SET EXERCISE –
Locate the word "Sydney" in the data below, then copy every line that holds it.

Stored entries
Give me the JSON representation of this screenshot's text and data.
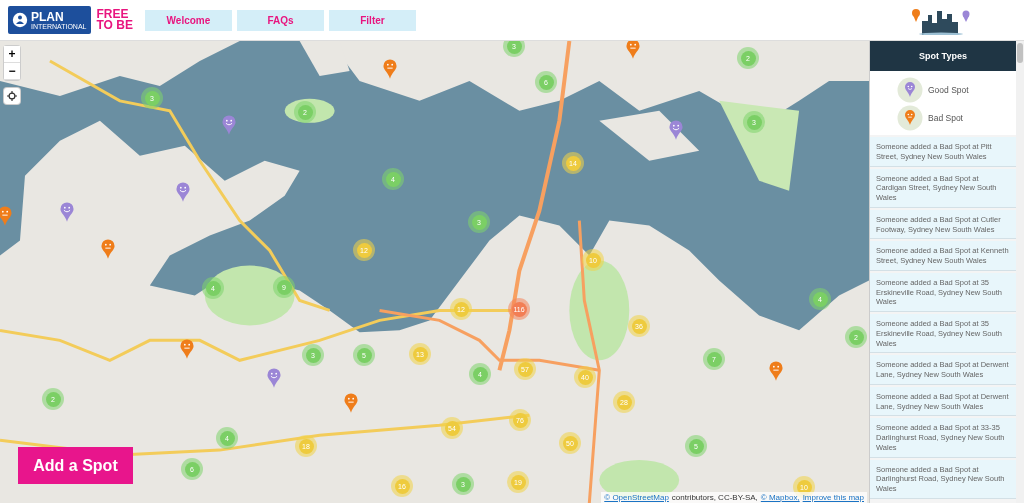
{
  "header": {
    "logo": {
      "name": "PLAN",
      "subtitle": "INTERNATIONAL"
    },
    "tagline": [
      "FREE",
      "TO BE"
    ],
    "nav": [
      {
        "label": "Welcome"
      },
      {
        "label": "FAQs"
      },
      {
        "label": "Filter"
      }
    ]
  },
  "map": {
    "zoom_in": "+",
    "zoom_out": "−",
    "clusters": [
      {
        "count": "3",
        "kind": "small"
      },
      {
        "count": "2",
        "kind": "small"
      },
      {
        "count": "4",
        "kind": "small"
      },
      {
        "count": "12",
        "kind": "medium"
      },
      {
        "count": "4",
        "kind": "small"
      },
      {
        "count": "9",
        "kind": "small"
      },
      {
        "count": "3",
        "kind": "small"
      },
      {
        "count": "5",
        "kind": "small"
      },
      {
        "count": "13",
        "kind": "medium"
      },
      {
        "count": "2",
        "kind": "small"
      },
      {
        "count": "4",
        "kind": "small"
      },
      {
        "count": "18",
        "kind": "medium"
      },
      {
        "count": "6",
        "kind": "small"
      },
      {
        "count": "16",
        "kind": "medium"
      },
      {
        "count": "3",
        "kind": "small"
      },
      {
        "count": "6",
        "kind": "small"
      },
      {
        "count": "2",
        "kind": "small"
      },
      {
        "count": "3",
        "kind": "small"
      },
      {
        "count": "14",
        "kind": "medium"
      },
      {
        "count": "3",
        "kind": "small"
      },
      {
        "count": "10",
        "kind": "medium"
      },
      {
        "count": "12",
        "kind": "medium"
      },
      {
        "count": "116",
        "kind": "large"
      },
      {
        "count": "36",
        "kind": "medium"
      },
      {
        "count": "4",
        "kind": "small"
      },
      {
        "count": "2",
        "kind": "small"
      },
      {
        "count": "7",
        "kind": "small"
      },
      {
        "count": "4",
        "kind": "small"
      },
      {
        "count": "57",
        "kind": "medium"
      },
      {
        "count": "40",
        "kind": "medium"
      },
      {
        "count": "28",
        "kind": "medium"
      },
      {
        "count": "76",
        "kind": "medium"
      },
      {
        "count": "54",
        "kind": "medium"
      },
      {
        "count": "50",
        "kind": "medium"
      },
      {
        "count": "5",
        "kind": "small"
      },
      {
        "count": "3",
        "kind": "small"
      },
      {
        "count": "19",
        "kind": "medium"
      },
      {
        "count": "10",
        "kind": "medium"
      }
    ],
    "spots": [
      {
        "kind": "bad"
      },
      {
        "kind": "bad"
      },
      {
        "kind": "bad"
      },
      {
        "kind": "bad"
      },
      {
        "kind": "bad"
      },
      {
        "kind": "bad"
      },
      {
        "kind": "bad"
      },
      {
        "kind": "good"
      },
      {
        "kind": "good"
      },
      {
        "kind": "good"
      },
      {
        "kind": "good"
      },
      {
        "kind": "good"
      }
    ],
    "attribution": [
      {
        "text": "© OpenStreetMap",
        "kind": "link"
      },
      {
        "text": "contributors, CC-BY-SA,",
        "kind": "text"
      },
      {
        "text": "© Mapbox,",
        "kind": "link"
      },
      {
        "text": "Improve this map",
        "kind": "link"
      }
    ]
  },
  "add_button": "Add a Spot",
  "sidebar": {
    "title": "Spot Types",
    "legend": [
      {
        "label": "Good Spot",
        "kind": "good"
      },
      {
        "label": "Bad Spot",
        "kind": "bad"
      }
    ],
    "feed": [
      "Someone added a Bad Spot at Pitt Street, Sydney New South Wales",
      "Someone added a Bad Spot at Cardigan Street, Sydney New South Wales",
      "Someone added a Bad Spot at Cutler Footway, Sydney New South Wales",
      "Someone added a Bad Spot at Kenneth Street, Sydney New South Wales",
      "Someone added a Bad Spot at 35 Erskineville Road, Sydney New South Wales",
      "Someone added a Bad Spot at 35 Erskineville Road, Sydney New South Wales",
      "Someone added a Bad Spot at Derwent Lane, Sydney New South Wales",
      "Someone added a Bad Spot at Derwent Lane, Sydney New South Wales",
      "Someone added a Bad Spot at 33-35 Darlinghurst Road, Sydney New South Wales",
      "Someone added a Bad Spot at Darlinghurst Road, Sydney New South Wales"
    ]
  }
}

THE RESPONSE –
      "Someone added a Bad Spot at Pitt Street, Sydney New South Wales",
      "Someone added a Bad Spot at Cardigan Street, Sydney New South Wales",
      "Someone added a Bad Spot at Cutler Footway, Sydney New South Wales",
      "Someone added a Bad Spot at Kenneth Street, Sydney New South Wales",
      "Someone added a Bad Spot at 35 Erskineville Road, Sydney New South Wales",
      "Someone added a Bad Spot at 35 Erskineville Road, Sydney New South Wales",
      "Someone added a Bad Spot at Derwent Lane, Sydney New South Wales",
      "Someone added a Bad Spot at Derwent Lane, Sydney New South Wales",
      "Someone added a Bad Spot at 33-35 Darlinghurst Road, Sydney New South Wales",
      "Someone added a Bad Spot at Darlinghurst Road, Sydney New South Wales"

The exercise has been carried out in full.